• _RECORDS FOR PROCESSING_
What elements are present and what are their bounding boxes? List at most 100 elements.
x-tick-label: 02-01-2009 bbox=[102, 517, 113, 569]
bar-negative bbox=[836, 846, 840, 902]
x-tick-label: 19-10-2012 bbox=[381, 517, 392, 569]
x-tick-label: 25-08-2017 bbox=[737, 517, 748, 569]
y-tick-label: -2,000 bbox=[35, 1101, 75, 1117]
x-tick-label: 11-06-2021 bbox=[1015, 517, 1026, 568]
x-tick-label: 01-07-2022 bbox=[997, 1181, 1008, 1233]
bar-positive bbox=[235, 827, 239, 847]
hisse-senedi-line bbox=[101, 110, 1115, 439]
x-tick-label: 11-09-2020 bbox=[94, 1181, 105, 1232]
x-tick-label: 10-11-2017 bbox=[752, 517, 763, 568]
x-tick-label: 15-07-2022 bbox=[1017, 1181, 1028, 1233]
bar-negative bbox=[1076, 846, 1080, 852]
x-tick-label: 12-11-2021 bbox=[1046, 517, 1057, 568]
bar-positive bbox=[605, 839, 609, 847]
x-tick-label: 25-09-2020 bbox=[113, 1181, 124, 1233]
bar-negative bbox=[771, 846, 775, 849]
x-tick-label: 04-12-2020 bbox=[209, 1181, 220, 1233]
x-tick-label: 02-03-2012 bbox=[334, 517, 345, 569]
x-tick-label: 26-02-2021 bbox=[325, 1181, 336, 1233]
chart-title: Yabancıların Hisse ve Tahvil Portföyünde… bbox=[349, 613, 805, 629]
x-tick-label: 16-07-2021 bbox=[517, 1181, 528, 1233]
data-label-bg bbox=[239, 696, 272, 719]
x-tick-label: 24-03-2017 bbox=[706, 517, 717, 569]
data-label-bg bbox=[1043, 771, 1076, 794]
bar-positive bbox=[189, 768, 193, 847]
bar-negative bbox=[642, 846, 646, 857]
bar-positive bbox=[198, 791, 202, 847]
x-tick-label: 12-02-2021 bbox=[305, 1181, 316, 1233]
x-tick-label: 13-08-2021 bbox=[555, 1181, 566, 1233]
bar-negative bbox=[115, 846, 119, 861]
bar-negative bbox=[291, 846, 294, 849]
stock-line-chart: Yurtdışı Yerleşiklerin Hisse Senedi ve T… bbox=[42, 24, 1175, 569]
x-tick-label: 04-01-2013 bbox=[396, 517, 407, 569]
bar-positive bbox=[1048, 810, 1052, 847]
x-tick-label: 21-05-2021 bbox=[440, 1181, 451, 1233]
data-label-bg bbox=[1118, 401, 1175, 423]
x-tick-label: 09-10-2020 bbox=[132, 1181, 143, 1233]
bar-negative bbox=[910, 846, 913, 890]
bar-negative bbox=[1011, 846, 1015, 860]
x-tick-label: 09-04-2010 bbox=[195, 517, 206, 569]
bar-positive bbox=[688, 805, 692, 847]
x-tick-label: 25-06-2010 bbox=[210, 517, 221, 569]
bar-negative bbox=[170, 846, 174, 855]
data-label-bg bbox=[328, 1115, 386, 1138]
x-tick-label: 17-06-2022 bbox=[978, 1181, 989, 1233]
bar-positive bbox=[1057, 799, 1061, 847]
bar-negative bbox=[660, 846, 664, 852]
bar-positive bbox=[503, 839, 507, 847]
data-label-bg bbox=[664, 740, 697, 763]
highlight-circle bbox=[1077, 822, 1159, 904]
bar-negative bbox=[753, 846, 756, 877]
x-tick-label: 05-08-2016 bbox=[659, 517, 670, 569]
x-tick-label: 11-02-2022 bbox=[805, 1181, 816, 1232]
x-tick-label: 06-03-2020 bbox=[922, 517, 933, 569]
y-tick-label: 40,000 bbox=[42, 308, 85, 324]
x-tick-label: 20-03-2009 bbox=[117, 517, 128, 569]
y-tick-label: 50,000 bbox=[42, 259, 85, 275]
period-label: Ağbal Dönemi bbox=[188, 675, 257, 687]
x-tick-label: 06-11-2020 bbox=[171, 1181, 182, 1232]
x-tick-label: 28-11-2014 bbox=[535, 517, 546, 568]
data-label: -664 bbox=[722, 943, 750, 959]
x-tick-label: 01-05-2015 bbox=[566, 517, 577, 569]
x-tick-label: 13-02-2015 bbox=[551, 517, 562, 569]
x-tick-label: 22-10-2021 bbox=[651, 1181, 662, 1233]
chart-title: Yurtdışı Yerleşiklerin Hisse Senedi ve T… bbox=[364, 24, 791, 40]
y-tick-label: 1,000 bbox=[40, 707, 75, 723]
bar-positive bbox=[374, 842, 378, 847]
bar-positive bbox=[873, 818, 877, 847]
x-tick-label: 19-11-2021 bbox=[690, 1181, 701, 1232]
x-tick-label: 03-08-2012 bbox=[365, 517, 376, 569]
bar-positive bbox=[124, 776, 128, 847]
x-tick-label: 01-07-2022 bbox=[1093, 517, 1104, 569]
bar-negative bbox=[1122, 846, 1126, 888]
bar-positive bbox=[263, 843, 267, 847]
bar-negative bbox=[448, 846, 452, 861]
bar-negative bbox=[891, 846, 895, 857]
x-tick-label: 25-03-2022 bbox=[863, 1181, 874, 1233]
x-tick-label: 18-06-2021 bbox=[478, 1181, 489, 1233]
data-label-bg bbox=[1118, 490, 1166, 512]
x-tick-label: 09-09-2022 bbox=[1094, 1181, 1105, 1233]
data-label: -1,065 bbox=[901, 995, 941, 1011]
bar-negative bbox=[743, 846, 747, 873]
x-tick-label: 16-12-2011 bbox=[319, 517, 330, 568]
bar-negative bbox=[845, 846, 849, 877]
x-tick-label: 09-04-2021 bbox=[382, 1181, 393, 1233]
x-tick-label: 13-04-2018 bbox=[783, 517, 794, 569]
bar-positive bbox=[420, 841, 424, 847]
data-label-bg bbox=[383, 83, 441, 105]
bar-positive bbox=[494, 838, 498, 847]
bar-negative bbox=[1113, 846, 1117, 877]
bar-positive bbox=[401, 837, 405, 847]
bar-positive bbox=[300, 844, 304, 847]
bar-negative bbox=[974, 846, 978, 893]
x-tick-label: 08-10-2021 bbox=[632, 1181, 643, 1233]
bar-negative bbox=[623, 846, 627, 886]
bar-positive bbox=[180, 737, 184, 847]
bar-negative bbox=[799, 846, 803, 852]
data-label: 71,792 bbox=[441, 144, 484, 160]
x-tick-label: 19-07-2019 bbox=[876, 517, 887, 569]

• _TASK TO CARRY OUT_
Print every line of the entries above verbatim, with no changes to wording, numbers or order.

• _TASK ANSWER_
What elements are present and what are their bounding boxes? List at most 100 elements.
x-tick-label: 02-01-2009 bbox=[102, 517, 113, 569]
bar-negative bbox=[836, 846, 840, 902]
x-tick-label: 19-10-2012 bbox=[381, 517, 392, 569]
x-tick-label: 25-08-2017 bbox=[737, 517, 748, 569]
y-tick-label: -2,000 bbox=[35, 1101, 75, 1117]
x-tick-label: 11-06-2021 bbox=[1015, 517, 1026, 568]
x-tick-label: 01-07-2022 bbox=[997, 1181, 1008, 1233]
bar-positive bbox=[235, 827, 239, 847]
hisse-senedi-line bbox=[101, 110, 1115, 439]
x-tick-label: 11-09-2020 bbox=[94, 1181, 105, 1232]
x-tick-label: 10-11-2017 bbox=[752, 517, 763, 568]
x-tick-label: 15-07-2022 bbox=[1017, 1181, 1028, 1233]
bar-negative bbox=[1076, 846, 1080, 852]
x-tick-label: 12-11-2021 bbox=[1046, 517, 1057, 568]
bar-positive bbox=[605, 839, 609, 847]
x-tick-label: 25-09-2020 bbox=[113, 1181, 124, 1233]
bar-negative bbox=[771, 846, 775, 849]
x-tick-label: 04-12-2020 bbox=[209, 1181, 220, 1233]
x-tick-label: 02-03-2012 bbox=[334, 517, 345, 569]
x-tick-label: 26-02-2021 bbox=[325, 1181, 336, 1233]
chart-title: Yabancıların Hisse ve Tahvil Portföyünde… bbox=[349, 613, 805, 629]
x-tick-label: 16-07-2021 bbox=[517, 1181, 528, 1233]
data-label-bg bbox=[239, 696, 272, 719]
x-tick-label: 24-03-2017 bbox=[706, 517, 717, 569]
data-label-bg bbox=[1043, 771, 1076, 794]
bar-positive bbox=[189, 768, 193, 847]
bar-negative bbox=[642, 846, 646, 857]
bar-positive bbox=[198, 791, 202, 847]
x-tick-label: 12-02-2021 bbox=[305, 1181, 316, 1233]
x-tick-label: 13-08-2021 bbox=[555, 1181, 566, 1233]
bar-negative bbox=[115, 846, 119, 861]
bar-negative bbox=[291, 846, 294, 849]
stock-line-chart: Yurtdışı Yerleşiklerin Hisse Senedi ve T… bbox=[42, 24, 1175, 569]
x-tick-label: 04-01-2013 bbox=[396, 517, 407, 569]
bar-positive bbox=[1048, 810, 1052, 847]
x-tick-label: 21-05-2021 bbox=[440, 1181, 451, 1233]
data-label-bg bbox=[1118, 401, 1175, 423]
x-tick-label: 09-10-2020 bbox=[132, 1181, 143, 1233]
bar-negative bbox=[910, 846, 913, 890]
bar-negative bbox=[1011, 846, 1015, 860]
x-tick-label: 09-04-2010 bbox=[195, 517, 206, 569]
bar-positive bbox=[688, 805, 692, 847]
x-tick-label: 25-06-2010 bbox=[210, 517, 221, 569]
bar-negative bbox=[170, 846, 174, 855]
data-label-bg bbox=[328, 1115, 386, 1138]
x-tick-label: 17-06-2022 bbox=[978, 1181, 989, 1233]
bar-positive bbox=[1057, 799, 1061, 847]
bar-negative bbox=[660, 846, 664, 852]
bar-positive bbox=[503, 839, 507, 847]
data-label-bg bbox=[664, 740, 697, 763]
highlight-circle bbox=[1077, 822, 1159, 904]
bar-negative bbox=[753, 846, 756, 877]
x-tick-label: 05-08-2016 bbox=[659, 517, 670, 569]
x-tick-label: 11-02-2022 bbox=[805, 1181, 816, 1232]
x-tick-label: 06-03-2020 bbox=[922, 517, 933, 569]
y-tick-label: 40,000 bbox=[42, 308, 85, 324]
x-tick-label: 20-03-2009 bbox=[117, 517, 128, 569]
y-tick-label: 50,000 bbox=[42, 259, 85, 275]
period-label: Ağbal Dönemi bbox=[188, 675, 257, 687]
x-tick-label: 06-11-2020 bbox=[171, 1181, 182, 1232]
x-tick-label: 28-11-2014 bbox=[535, 517, 546, 568]
data-label: -664 bbox=[722, 943, 750, 959]
x-tick-label: 01-05-2015 bbox=[566, 517, 577, 569]
x-tick-label: 13-02-2015 bbox=[551, 517, 562, 569]
x-tick-label: 22-10-2021 bbox=[651, 1181, 662, 1233]
chart-title: Yurtdışı Yerleşiklerin Hisse Senedi ve T… bbox=[364, 24, 791, 40]
y-tick-label: 1,000 bbox=[40, 707, 75, 723]
bar-positive bbox=[374, 842, 378, 847]
bar-positive bbox=[873, 818, 877, 847]
x-tick-label: 19-11-2021 bbox=[690, 1181, 701, 1232]
x-tick-label: 03-08-2012 bbox=[365, 517, 376, 569]
bar-positive bbox=[124, 776, 128, 847]
x-tick-label: 01-07-2022 bbox=[1093, 517, 1104, 569]
bar-negative bbox=[1122, 846, 1126, 888]
bar-positive bbox=[263, 843, 267, 847]
bar-negative bbox=[448, 846, 452, 861]
bar-negative bbox=[891, 846, 895, 857]
x-tick-label: 25-03-2022 bbox=[863, 1181, 874, 1233]
x-tick-label: 18-06-2021 bbox=[478, 1181, 489, 1233]
data-label-bg bbox=[1118, 490, 1166, 512]
x-tick-label: 09-09-2022 bbox=[1094, 1181, 1105, 1233]
data-label: -1,065 bbox=[901, 995, 941, 1011]
bar-negative bbox=[743, 846, 747, 873]
x-tick-label: 16-12-2011 bbox=[319, 517, 330, 568]
bar-negative bbox=[845, 846, 849, 877]
x-tick-label: 09-04-2021 bbox=[382, 1181, 393, 1233]
x-tick-label: 13-04-2018 bbox=[783, 517, 794, 569]
bar-positive bbox=[420, 841, 424, 847]
data-label-bg bbox=[383, 83, 441, 105]
bar-positive bbox=[494, 838, 498, 847]
bar-negative bbox=[1113, 846, 1117, 877]
bar-positive bbox=[401, 837, 405, 847]
bar-positive bbox=[300, 844, 304, 847]
bar-negative bbox=[974, 846, 978, 893]
x-tick-label: 08-10-2021 bbox=[632, 1181, 643, 1233]
bar-negative bbox=[623, 846, 627, 886]
bar-positive bbox=[180, 737, 184, 847]
bar-negative bbox=[799, 846, 803, 852]
data-label: 71,792 bbox=[441, 144, 484, 160]
x-tick-label: 19-07-2019 bbox=[876, 517, 887, 569]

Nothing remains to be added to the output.